▶ **TASK PROMPT**
Can you restate the records below word for word?

━━━ DATA ROWS

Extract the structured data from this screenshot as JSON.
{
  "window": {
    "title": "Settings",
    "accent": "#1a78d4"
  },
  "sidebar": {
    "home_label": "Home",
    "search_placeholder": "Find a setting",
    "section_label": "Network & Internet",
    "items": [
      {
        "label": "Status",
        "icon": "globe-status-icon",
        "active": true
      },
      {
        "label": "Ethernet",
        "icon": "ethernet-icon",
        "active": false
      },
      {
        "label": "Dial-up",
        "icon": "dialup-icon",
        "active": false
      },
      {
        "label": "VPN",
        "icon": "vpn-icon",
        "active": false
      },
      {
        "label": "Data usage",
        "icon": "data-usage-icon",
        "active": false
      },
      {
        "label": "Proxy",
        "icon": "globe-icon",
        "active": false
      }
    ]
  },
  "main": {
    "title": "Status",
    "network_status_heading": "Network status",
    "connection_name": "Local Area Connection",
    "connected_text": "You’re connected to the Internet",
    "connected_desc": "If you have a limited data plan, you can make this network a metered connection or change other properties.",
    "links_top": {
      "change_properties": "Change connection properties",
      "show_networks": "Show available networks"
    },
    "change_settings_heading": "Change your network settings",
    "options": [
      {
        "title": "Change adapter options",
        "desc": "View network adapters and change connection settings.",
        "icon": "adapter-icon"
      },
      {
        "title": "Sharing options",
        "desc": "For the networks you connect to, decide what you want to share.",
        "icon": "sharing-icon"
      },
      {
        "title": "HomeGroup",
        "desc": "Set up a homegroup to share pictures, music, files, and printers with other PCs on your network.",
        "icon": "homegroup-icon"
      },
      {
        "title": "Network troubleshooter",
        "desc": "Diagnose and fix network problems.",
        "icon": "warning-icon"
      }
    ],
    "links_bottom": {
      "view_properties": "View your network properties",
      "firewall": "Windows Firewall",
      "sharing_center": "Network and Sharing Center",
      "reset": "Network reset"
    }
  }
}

━━━━━━

▶ **RESULT OF THE EXERCISE**
Extract the structured data from this screenshot as JSON.
{
  "window": {
    "title": "Settings",
    "accent": "#1a78d4"
  },
  "sidebar": {
    "home_label": "Home",
    "search_placeholder": "Find a setting",
    "section_label": "Network & Internet",
    "items": [
      {
        "label": "Status",
        "icon": "globe-status-icon",
        "active": true
      },
      {
        "label": "Ethernet",
        "icon": "ethernet-icon",
        "active": false
      },
      {
        "label": "Dial-up",
        "icon": "dialup-icon",
        "active": false
      },
      {
        "label": "VPN",
        "icon": "vpn-icon",
        "active": false
      },
      {
        "label": "Data usage",
        "icon": "data-usage-icon",
        "active": false
      },
      {
        "label": "Proxy",
        "icon": "globe-icon",
        "active": false
      }
    ]
  },
  "main": {
    "title": "Status",
    "network_status_heading": "Network status",
    "connection_name": "Local Area Connection",
    "connected_text": "You’re connected to the Internet",
    "connected_desc": "If you have a limited data plan, you can make this network a metered connection or change other properties.",
    "links_top": {
      "change_properties": "Change connection properties",
      "show_networks": "Show available networks"
    },
    "change_settings_heading": "Change your network settings",
    "options": [
      {
        "title": "Change adapter options",
        "desc": "View network adapters and change connection settings.",
        "icon": "adapter-icon"
      },
      {
        "title": "Sharing options",
        "desc": "For the networks you connect to, decide what you want to share.",
        "icon": "sharing-icon"
      },
      {
        "title": "HomeGroup",
        "desc": "Set up a homegroup to share pictures, music, files, and printers with other PCs on your network.",
        "icon": "homegroup-icon"
      },
      {
        "title": "Network troubleshooter",
        "desc": "Diagnose and fix network problems.",
        "icon": "warning-icon"
      }
    ],
    "links_bottom": {
      "view_properties": "View your network properties",
      "firewall": "Windows Firewall",
      "sharing_center": "Network and Sharing Center",
      "reset": "Network reset"
    }
  }
}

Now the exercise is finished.